Reproduce all the entries exactly.

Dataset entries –
===

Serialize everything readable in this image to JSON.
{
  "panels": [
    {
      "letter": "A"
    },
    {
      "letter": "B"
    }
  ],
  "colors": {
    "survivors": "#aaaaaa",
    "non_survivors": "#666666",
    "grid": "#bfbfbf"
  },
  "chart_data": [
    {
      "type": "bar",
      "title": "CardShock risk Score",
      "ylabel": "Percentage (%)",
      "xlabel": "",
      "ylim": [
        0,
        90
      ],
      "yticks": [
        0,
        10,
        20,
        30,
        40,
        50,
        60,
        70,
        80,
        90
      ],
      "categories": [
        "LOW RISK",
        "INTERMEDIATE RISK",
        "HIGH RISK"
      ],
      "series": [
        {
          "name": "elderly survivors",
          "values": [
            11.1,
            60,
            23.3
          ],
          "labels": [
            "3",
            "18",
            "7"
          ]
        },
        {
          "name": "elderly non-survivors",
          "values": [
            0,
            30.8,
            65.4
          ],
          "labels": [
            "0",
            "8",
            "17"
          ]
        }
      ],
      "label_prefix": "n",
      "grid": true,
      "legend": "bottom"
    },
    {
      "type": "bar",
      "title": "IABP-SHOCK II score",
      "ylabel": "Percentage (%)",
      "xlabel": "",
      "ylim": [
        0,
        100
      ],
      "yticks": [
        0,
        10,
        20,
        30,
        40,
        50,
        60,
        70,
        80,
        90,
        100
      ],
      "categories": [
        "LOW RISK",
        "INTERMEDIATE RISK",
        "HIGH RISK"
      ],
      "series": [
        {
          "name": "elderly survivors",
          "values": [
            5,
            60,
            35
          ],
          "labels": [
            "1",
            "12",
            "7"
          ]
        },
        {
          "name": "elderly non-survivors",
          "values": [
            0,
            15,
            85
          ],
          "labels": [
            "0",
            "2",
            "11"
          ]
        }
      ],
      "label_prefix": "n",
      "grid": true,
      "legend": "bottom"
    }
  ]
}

===

TASK ANSWER –
Serialize everything readable in this image to JSON.
{
  "panels": [
    {
      "letter": "A"
    },
    {
      "letter": "B"
    }
  ],
  "colors": {
    "survivors": "#aaaaaa",
    "non_survivors": "#666666",
    "grid": "#bfbfbf"
  },
  "chart_data": [
    {
      "type": "bar",
      "title": "CardShock risk Score",
      "ylabel": "Percentage (%)",
      "xlabel": "",
      "ylim": [
        0,
        90
      ],
      "yticks": [
        0,
        10,
        20,
        30,
        40,
        50,
        60,
        70,
        80,
        90
      ],
      "categories": [
        "LOW RISK",
        "INTERMEDIATE RISK",
        "HIGH RISK"
      ],
      "series": [
        {
          "name": "elderly survivors",
          "values": [
            11.1,
            60,
            23.3
          ],
          "labels": [
            "3",
            "18",
            "7"
          ]
        },
        {
          "name": "elderly non-survivors",
          "values": [
            0,
            30.8,
            65.4
          ],
          "labels": [
            "0",
            "8",
            "17"
          ]
        }
      ],
      "label_prefix": "n",
      "grid": true,
      "legend": "bottom"
    },
    {
      "type": "bar",
      "title": "IABP-SHOCK II score",
      "ylabel": "Percentage (%)",
      "xlabel": "",
      "ylim": [
        0,
        100
      ],
      "yticks": [
        0,
        10,
        20,
        30,
        40,
        50,
        60,
        70,
        80,
        90,
        100
      ],
      "categories": [
        "LOW RISK",
        "INTERMEDIATE RISK",
        "HIGH RISK"
      ],
      "series": [
        {
          "name": "elderly survivors",
          "values": [
            5,
            60,
            35
          ],
          "labels": [
            "1",
            "12",
            "7"
          ]
        },
        {
          "name": "elderly non-survivors",
          "values": [
            0,
            15,
            85
          ],
          "labels": [
            "0",
            "2",
            "11"
          ]
        }
      ],
      "label_prefix": "n",
      "grid": true,
      "legend": "bottom"
    }
  ]
}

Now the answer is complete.